## START Information shown

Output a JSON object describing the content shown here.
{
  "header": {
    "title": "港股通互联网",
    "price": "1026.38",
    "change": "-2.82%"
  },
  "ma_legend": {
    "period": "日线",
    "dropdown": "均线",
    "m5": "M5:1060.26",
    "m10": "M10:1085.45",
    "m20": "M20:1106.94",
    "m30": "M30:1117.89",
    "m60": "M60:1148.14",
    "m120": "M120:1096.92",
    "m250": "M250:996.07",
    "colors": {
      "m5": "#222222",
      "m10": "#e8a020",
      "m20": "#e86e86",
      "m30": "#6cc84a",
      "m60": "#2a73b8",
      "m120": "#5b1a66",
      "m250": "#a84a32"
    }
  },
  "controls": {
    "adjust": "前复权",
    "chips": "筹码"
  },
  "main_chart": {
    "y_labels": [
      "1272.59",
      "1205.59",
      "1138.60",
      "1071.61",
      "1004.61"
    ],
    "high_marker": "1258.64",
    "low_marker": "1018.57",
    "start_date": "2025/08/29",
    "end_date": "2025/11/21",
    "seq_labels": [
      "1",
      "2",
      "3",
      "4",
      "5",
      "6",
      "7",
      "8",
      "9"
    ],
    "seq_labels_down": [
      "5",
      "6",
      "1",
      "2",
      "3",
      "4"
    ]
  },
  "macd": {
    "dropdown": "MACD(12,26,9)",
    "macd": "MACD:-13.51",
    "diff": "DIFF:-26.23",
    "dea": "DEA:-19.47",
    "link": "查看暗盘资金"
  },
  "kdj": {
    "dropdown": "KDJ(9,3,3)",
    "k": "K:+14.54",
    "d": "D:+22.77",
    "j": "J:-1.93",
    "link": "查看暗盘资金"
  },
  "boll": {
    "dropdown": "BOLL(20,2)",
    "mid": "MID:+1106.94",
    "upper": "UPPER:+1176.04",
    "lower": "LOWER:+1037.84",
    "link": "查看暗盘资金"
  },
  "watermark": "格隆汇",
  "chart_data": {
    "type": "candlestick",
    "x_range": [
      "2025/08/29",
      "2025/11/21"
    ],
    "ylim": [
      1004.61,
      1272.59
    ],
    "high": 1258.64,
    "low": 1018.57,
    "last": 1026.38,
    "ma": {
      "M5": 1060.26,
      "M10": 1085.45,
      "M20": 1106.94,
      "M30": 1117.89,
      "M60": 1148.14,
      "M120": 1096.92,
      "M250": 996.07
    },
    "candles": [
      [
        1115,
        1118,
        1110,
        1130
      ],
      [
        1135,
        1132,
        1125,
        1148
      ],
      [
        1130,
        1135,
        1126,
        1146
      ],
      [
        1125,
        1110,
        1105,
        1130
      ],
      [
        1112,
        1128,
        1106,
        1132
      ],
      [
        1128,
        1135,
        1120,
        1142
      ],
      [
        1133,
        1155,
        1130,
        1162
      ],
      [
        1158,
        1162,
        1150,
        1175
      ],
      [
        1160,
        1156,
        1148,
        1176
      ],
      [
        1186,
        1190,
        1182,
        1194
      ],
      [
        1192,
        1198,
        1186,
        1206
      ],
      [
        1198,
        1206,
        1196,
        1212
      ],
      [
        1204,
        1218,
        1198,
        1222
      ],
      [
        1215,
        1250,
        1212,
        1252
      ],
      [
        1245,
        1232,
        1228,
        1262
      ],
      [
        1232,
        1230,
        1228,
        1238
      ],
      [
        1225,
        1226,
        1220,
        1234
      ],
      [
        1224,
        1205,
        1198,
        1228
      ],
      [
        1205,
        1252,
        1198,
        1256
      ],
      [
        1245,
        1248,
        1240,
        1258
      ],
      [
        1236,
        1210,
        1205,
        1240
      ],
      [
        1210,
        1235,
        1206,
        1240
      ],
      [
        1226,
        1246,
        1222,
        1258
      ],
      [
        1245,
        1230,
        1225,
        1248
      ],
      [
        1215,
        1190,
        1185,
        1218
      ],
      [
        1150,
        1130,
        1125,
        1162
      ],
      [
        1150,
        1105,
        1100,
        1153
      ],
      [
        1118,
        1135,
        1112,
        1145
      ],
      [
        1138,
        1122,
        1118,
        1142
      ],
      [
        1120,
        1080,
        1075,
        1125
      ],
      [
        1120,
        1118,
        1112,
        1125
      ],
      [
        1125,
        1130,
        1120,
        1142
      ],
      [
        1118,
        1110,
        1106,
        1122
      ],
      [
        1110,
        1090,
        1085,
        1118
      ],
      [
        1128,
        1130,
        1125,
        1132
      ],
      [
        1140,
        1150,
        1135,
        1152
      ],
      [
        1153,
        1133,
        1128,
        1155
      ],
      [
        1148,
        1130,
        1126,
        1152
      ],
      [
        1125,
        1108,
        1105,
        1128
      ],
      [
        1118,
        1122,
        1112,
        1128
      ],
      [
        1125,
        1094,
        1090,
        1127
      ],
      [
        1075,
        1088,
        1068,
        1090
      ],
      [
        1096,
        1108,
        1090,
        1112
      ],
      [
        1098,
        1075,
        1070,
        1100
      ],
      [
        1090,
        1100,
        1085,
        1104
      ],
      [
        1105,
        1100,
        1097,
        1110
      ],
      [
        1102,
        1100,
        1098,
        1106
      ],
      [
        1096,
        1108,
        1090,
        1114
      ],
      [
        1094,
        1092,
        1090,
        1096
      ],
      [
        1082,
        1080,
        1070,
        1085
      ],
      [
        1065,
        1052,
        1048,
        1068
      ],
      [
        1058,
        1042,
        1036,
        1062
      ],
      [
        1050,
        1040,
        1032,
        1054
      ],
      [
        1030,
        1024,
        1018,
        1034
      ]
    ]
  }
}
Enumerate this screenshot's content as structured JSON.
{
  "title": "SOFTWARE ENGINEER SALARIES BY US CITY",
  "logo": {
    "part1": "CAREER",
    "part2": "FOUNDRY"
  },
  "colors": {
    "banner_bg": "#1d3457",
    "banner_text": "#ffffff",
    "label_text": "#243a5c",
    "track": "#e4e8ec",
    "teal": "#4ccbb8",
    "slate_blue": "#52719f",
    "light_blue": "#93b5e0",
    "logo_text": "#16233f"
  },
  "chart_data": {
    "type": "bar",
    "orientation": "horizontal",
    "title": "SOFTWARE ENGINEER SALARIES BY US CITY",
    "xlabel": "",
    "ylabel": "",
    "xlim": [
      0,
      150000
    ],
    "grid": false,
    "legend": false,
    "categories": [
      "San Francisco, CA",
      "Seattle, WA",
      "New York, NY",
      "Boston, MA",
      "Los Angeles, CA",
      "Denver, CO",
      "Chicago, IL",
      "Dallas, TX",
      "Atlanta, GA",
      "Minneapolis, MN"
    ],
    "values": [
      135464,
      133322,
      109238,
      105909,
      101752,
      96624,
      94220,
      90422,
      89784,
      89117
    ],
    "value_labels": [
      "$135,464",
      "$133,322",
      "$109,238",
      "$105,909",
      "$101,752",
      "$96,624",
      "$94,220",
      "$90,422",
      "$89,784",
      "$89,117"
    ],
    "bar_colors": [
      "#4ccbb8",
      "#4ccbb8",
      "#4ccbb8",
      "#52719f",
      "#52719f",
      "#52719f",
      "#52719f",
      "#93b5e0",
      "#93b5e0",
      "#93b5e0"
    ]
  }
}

## END Information shown

◆ **Stated goal**:
Restate the data above exactly, keeping each word as it stands.

◆ **Task result**:
Output a JSON object describing the content shown here.
{
  "header": {
    "title": "港股通互联网",
    "price": "1026.38",
    "change": "-2.82%"
  },
  "ma_legend": {
    "period": "日线",
    "dropdown": "均线",
    "m5": "M5:1060.26",
    "m10": "M10:1085.45",
    "m20": "M20:1106.94",
    "m30": "M30:1117.89",
    "m60": "M60:1148.14",
    "m120": "M120:1096.92",
    "m250": "M250:996.07",
    "colors": {
      "m5": "#222222",
      "m10": "#e8a020",
      "m20": "#e86e86",
      "m30": "#6cc84a",
      "m60": "#2a73b8",
      "m120": "#5b1a66",
      "m250": "#a84a32"
    }
  },
  "controls": {
    "adjust": "前复权",
    "chips": "筹码"
  },
  "main_chart": {
    "y_labels": [
      "1272.59",
      "1205.59",
      "1138.60",
      "1071.61",
      "1004.61"
    ],
    "high_marker": "1258.64",
    "low_marker": "1018.57",
    "start_date": "2025/08/29",
    "end_date": "2025/11/21",
    "seq_labels": [
      "1",
      "2",
      "3",
      "4",
      "5",
      "6",
      "7",
      "8",
      "9"
    ],
    "seq_labels_down": [
      "5",
      "6",
      "1",
      "2",
      "3",
      "4"
    ]
  },
  "macd": {
    "dropdown": "MACD(12,26,9)",
    "macd": "MACD:-13.51",
    "diff": "DIFF:-26.23",
    "dea": "DEA:-19.47",
    "link": "查看暗盘资金"
  },
  "kdj": {
    "dropdown": "KDJ(9,3,3)",
    "k": "K:+14.54",
    "d": "D:+22.77",
    "j": "J:-1.93",
    "link": "查看暗盘资金"
  },
  "boll": {
    "dropdown": "BOLL(20,2)",
    "mid": "MID:+1106.94",
    "upper": "UPPER:+1176.04",
    "lower": "LOWER:+1037.84",
    "link": "查看暗盘资金"
  },
  "watermark": "格隆汇",
  "chart_data": {
    "type": "candlestick",
    "x_range": [
      "2025/08/29",
      "2025/11/21"
    ],
    "ylim": [
      1004.61,
      1272.59
    ],
    "high": 1258.64,
    "low": 1018.57,
    "last": 1026.38,
    "ma": {
      "M5": 1060.26,
      "M10": 1085.45,
      "M20": 1106.94,
      "M30": 1117.89,
      "M60": 1148.14,
      "M120": 1096.92,
      "M250": 996.07
    },
    "candles": [
      [
        1115,
        1118,
        1110,
        1130
      ],
      [
        1135,
        1132,
        1125,
        1148
      ],
      [
        1130,
        1135,
        1126,
        1146
      ],
      [
        1125,
        1110,
        1105,
        1130
      ],
      [
        1112,
        1128,
        1106,
        1132
      ],
      [
        1128,
        1135,
        1120,
        1142
      ],
      [
        1133,
        1155,
        1130,
        1162
      ],
      [
        1158,
        1162,
        1150,
        1175
      ],
      [
        1160,
        1156,
        1148,
        1176
      ],
      [
        1186,
        1190,
        1182,
        1194
      ],
      [
        1192,
        1198,
        1186,
        1206
      ],
      [
        1198,
        1206,
        1196,
        1212
      ],
      [
        1204,
        1218,
        1198,
        1222
      ],
      [
        1215,
        1250,
        1212,
        1252
      ],
      [
        1245,
        1232,
        1228,
        1262
      ],
      [
        1232,
        1230,
        1228,
        1238
      ],
      [
        1225,
        1226,
        1220,
        1234
      ],
      [
        1224,
        1205,
        1198,
        1228
      ],
      [
        1205,
        1252,
        1198,
        1256
      ],
      [
        1245,
        1248,
        1240,
        1258
      ],
      [
        1236,
        1210,
        1205,
        1240
      ],
      [
        1210,
        1235,
        1206,
        1240
      ],
      [
        1226,
        1246,
        1222,
        1258
      ],
      [
        1245,
        1230,
        1225,
        1248
      ],
      [
        1215,
        1190,
        1185,
        1218
      ],
      [
        1150,
        1130,
        1125,
        1162
      ],
      [
        1150,
        1105,
        1100,
        1153
      ],
      [
        1118,
        1135,
        1112,
        1145
      ],
      [
        1138,
        1122,
        1118,
        1142
      ],
      [
        1120,
        1080,
        1075,
        1125
      ],
      [
        1120,
        1118,
        1112,
        1125
      ],
      [
        1125,
        1130,
        1120,
        1142
      ],
      [
        1118,
        1110,
        1106,
        1122
      ],
      [
        1110,
        1090,
        1085,
        1118
      ],
      [
        1128,
        1130,
        1125,
        1132
      ],
      [
        1140,
        1150,
        1135,
        1152
      ],
      [
        1153,
        1133,
        1128,
        1155
      ],
      [
        1148,
        1130,
        1126,
        1152
      ],
      [
        1125,
        1108,
        1105,
        1128
      ],
      [
        1118,
        1122,
        1112,
        1128
      ],
      [
        1125,
        1094,
        1090,
        1127
      ],
      [
        1075,
        1088,
        1068,
        1090
      ],
      [
        1096,
        1108,
        1090,
        1112
      ],
      [
        1098,
        1075,
        1070,
        1100
      ],
      [
        1090,
        1100,
        1085,
        1104
      ],
      [
        1105,
        1100,
        1097,
        1110
      ],
      [
        1102,
        1100,
        1098,
        1106
      ],
      [
        1096,
        1108,
        1090,
        1114
      ],
      [
        1094,
        1092,
        1090,
        1096
      ],
      [
        1082,
        1080,
        1070,
        1085
      ],
      [
        1065,
        1052,
        1048,
        1068
      ],
      [
        1058,
        1042,
        1036,
        1062
      ],
      [
        1050,
        1040,
        1032,
        1054
      ],
      [
        1030,
        1024,
        1018,
        1034
      ]
    ]
  }
}
Enumerate this screenshot's content as structured JSON.
{
  "title": "SOFTWARE ENGINEER SALARIES BY US CITY",
  "logo": {
    "part1": "CAREER",
    "part2": "FOUNDRY"
  },
  "colors": {
    "banner_bg": "#1d3457",
    "banner_text": "#ffffff",
    "label_text": "#243a5c",
    "track": "#e4e8ec",
    "teal": "#4ccbb8",
    "slate_blue": "#52719f",
    "light_blue": "#93b5e0",
    "logo_text": "#16233f"
  },
  "chart_data": {
    "type": "bar",
    "orientation": "horizontal",
    "title": "SOFTWARE ENGINEER SALARIES BY US CITY",
    "xlabel": "",
    "ylabel": "",
    "xlim": [
      0,
      150000
    ],
    "grid": false,
    "legend": false,
    "categories": [
      "San Francisco, CA",
      "Seattle, WA",
      "New York, NY",
      "Boston, MA",
      "Los Angeles, CA",
      "Denver, CO",
      "Chicago, IL",
      "Dallas, TX",
      "Atlanta, GA",
      "Minneapolis, MN"
    ],
    "values": [
      135464,
      133322,
      109238,
      105909,
      101752,
      96624,
      94220,
      90422,
      89784,
      89117
    ],
    "value_labels": [
      "$135,464",
      "$133,322",
      "$109,238",
      "$105,909",
      "$101,752",
      "$96,624",
      "$94,220",
      "$90,422",
      "$89,784",
      "$89,117"
    ],
    "bar_colors": [
      "#4ccbb8",
      "#4ccbb8",
      "#4ccbb8",
      "#52719f",
      "#52719f",
      "#52719f",
      "#52719f",
      "#93b5e0",
      "#93b5e0",
      "#93b5e0"
    ]
  }
}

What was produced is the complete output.